#### [Required task]
Reproduce every line of the listing below word for word.

--- begin Records to process ---

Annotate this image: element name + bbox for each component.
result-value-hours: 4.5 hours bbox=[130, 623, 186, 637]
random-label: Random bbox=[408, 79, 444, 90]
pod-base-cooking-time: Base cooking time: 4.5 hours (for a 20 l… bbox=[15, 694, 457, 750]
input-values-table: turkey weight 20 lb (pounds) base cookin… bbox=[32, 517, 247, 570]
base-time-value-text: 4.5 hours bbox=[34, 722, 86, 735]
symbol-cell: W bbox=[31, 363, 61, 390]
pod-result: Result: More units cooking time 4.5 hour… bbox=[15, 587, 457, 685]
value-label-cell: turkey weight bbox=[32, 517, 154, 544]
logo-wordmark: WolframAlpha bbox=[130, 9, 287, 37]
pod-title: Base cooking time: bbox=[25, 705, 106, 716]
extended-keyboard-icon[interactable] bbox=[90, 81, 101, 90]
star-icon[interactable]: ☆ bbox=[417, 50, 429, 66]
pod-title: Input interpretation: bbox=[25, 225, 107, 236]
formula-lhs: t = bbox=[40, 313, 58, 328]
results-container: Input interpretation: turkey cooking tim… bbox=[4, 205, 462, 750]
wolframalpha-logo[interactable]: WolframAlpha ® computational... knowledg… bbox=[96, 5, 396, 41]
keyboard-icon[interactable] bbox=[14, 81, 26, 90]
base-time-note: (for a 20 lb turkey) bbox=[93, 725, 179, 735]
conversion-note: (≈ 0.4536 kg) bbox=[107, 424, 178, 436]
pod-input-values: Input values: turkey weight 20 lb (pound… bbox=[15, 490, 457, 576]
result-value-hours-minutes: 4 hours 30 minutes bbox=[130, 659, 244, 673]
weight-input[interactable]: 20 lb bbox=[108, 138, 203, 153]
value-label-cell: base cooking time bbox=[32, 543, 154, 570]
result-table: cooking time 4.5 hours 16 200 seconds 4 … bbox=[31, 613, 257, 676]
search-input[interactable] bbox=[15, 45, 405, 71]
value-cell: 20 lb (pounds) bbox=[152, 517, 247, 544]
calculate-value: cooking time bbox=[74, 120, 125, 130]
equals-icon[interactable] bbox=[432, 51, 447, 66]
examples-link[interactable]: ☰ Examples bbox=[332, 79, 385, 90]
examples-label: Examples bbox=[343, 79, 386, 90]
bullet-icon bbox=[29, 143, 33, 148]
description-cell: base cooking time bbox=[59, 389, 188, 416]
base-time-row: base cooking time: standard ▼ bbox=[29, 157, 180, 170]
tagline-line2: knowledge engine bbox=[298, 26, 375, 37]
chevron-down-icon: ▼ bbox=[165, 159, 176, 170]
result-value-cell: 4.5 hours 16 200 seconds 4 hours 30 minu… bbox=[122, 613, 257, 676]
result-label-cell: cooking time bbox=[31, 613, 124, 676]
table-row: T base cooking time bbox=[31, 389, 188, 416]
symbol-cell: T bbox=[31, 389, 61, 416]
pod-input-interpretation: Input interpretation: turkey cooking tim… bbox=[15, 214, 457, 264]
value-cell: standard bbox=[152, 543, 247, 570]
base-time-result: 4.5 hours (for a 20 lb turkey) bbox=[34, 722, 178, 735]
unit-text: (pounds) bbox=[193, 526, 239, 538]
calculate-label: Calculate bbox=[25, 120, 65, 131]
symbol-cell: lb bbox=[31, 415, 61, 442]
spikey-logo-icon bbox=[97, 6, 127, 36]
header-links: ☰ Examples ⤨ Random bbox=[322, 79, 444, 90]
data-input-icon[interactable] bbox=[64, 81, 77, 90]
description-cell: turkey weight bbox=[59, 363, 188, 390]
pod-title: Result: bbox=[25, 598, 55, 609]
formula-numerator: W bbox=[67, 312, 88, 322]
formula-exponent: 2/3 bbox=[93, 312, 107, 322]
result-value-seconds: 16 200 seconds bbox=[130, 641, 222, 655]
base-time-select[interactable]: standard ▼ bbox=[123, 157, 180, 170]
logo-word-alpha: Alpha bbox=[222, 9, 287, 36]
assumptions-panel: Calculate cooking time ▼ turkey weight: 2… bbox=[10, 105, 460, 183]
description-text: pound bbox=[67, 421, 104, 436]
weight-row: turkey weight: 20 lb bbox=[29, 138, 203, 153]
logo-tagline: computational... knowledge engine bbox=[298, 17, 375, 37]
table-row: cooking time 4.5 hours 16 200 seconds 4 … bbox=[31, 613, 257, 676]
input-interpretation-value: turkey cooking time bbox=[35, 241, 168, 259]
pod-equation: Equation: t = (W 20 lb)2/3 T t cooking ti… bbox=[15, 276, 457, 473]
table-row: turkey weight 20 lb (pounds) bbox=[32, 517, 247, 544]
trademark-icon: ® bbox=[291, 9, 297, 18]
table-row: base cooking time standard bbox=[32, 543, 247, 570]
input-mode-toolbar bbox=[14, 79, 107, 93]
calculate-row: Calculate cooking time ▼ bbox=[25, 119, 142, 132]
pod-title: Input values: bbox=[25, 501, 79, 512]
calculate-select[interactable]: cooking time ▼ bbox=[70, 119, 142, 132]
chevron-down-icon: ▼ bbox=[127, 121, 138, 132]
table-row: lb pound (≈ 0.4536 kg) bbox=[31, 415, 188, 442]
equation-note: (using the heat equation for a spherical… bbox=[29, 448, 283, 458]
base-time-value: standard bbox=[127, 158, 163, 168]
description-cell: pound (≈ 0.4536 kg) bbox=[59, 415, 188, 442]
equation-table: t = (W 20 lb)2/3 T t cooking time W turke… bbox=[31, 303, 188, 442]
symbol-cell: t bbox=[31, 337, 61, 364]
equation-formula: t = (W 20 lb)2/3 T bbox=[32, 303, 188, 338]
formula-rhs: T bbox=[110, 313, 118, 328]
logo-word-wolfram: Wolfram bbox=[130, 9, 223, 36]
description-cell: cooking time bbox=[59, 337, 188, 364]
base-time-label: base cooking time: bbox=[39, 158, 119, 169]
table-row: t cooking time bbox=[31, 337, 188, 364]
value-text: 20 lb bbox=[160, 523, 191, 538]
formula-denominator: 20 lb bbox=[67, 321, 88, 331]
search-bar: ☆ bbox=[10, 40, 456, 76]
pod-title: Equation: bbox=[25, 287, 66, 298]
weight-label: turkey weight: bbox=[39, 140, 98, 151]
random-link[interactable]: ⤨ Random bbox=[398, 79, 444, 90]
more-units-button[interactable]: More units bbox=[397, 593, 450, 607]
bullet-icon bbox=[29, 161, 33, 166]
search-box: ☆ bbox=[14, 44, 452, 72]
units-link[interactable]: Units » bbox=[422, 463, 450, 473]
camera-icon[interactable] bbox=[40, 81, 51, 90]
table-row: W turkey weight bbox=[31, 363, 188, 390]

--- end Records to process ---

#### [Correct result]
Annotate this image: element name + bbox for each component.
result-value-hours: 4.5 hours bbox=[130, 623, 186, 637]
random-label: Random bbox=[408, 79, 444, 90]
pod-base-cooking-time: Base cooking time: 4.5 hours (for a 20 l… bbox=[15, 694, 457, 750]
input-values-table: turkey weight 20 lb (pounds) base cookin… bbox=[32, 517, 247, 570]
base-time-value-text: 4.5 hours bbox=[34, 722, 86, 735]
symbol-cell: W bbox=[31, 363, 61, 390]
pod-result: Result: More units cooking time 4.5 hour… bbox=[15, 587, 457, 685]
value-label-cell: turkey weight bbox=[32, 517, 154, 544]
logo-wordmark: WolframAlpha bbox=[130, 9, 287, 37]
pod-title: Base cooking time: bbox=[25, 705, 106, 716]
extended-keyboard-icon[interactable] bbox=[90, 81, 101, 90]
star-icon[interactable]: ☆ bbox=[417, 50, 429, 66]
pod-title: Input interpretation: bbox=[25, 225, 107, 236]
formula-lhs: t = bbox=[40, 313, 58, 328]
results-container: Input interpretation: turkey cooking tim… bbox=[4, 205, 462, 750]
wolframalpha-logo[interactable]: WolframAlpha ® computational... knowledg… bbox=[96, 5, 396, 41]
keyboard-icon[interactable] bbox=[14, 81, 26, 90]
base-time-note: (for a 20 lb turkey) bbox=[93, 725, 179, 735]
conversion-note: (≈ 0.4536 kg) bbox=[107, 424, 178, 436]
pod-input-values: Input values: turkey weight 20 lb (pound… bbox=[15, 490, 457, 576]
result-value-hours-minutes: 4 hours 30 minutes bbox=[130, 659, 244, 673]
weight-input[interactable]: 20 lb bbox=[108, 138, 203, 153]
value-label-cell: base cooking time bbox=[32, 543, 154, 570]
result-table: cooking time 4.5 hours 16 200 seconds 4 … bbox=[31, 613, 257, 676]
search-input[interactable] bbox=[15, 45, 405, 71]
value-cell: 20 lb (pounds) bbox=[152, 517, 247, 544]
calculate-value: cooking time bbox=[74, 120, 125, 130]
equals-icon[interactable] bbox=[432, 51, 447, 66]
examples-link[interactable]: ☰ Examples bbox=[332, 79, 385, 90]
examples-label: Examples bbox=[343, 79, 386, 90]
bullet-icon bbox=[29, 143, 33, 148]
description-cell: base cooking time bbox=[59, 389, 188, 416]
base-time-row: base cooking time: standard ▼ bbox=[29, 157, 180, 170]
tagline-line2: knowledge engine bbox=[298, 26, 375, 37]
chevron-down-icon: ▼ bbox=[165, 159, 176, 170]
result-value-cell: 4.5 hours 16 200 seconds 4 hours 30 minu… bbox=[122, 613, 257, 676]
result-label-cell: cooking time bbox=[31, 613, 124, 676]
table-row: T base cooking time bbox=[31, 389, 188, 416]
symbol-cell: T bbox=[31, 389, 61, 416]
pod-input-interpretation: Input interpretation: turkey cooking tim… bbox=[15, 214, 457, 264]
value-cell: standard bbox=[152, 543, 247, 570]
base-time-result: 4.5 hours (for a 20 lb turkey) bbox=[34, 722, 178, 735]
unit-text: (pounds) bbox=[193, 526, 239, 538]
calculate-label: Calculate bbox=[25, 120, 65, 131]
symbol-cell: lb bbox=[31, 415, 61, 442]
spikey-logo-icon bbox=[97, 6, 127, 36]
header-links: ☰ Examples ⤨ Random bbox=[322, 79, 444, 90]
data-input-icon[interactable] bbox=[64, 81, 77, 90]
description-cell: turkey weight bbox=[59, 363, 188, 390]
pod-title: Result: bbox=[25, 598, 55, 609]
formula-numerator: W bbox=[67, 312, 88, 322]
formula-exponent: 2/3 bbox=[93, 312, 107, 322]
result-value-seconds: 16 200 seconds bbox=[130, 641, 222, 655]
base-time-select[interactable]: standard ▼ bbox=[123, 157, 180, 170]
logo-word-alpha: Alpha bbox=[222, 9, 287, 36]
assumptions-panel: Calculate cooking time ▼ turkey weight: 2… bbox=[10, 105, 460, 183]
description-text: pound bbox=[67, 421, 104, 436]
weight-row: turkey weight: 20 lb bbox=[29, 138, 203, 153]
logo-tagline: computational... knowledge engine bbox=[298, 17, 375, 37]
table-row: cooking time 4.5 hours 16 200 seconds 4 … bbox=[31, 613, 257, 676]
input-interpretation-value: turkey cooking time bbox=[35, 241, 168, 259]
pod-equation: Equation: t = (W 20 lb)2/3 T t cooking ti… bbox=[15, 276, 457, 473]
table-row: turkey weight 20 lb (pounds) bbox=[32, 517, 247, 544]
trademark-icon: ® bbox=[291, 9, 297, 18]
table-row: base cooking time standard bbox=[32, 543, 247, 570]
input-mode-toolbar bbox=[14, 79, 107, 93]
calculate-row: Calculate cooking time ▼ bbox=[25, 119, 142, 132]
pod-title: Input values: bbox=[25, 501, 79, 512]
calculate-select[interactable]: cooking time ▼ bbox=[70, 119, 142, 132]
chevron-down-icon: ▼ bbox=[127, 121, 138, 132]
table-row: lb pound (≈ 0.4536 kg) bbox=[31, 415, 188, 442]
equation-note: (using the heat equation for a spherical… bbox=[29, 448, 283, 458]
base-time-value: standard bbox=[127, 158, 163, 168]
description-cell: pound (≈ 0.4536 kg) bbox=[59, 415, 188, 442]
equation-table: t = (W 20 lb)2/3 T t cooking time W turke… bbox=[31, 303, 188, 442]
symbol-cell: t bbox=[31, 337, 61, 364]
equation-formula: t = (W 20 lb)2/3 T bbox=[32, 303, 188, 338]
formula-rhs: T bbox=[110, 313, 118, 328]
logo-word-wolfram: Wolfram bbox=[130, 9, 223, 36]
description-cell: cooking time bbox=[59, 337, 188, 364]
base-time-label: base cooking time: bbox=[39, 158, 119, 169]
table-row: t cooking time bbox=[31, 337, 188, 364]
value-text: 20 lb bbox=[160, 523, 191, 538]
formula-denominator: 20 lb bbox=[67, 321, 88, 331]
search-bar: ☆ bbox=[10, 40, 456, 76]
pod-title: Equation: bbox=[25, 287, 66, 298]
weight-label: turkey weight: bbox=[39, 140, 98, 151]
random-link[interactable]: ⤨ Random bbox=[398, 79, 444, 90]
more-units-button[interactable]: More units bbox=[397, 593, 450, 607]
bullet-icon bbox=[29, 161, 33, 166]
search-box: ☆ bbox=[14, 44, 452, 72]
units-link[interactable]: Units » bbox=[422, 463, 450, 473]
camera-icon[interactable] bbox=[40, 81, 51, 90]
table-row: W turkey weight bbox=[31, 363, 188, 390]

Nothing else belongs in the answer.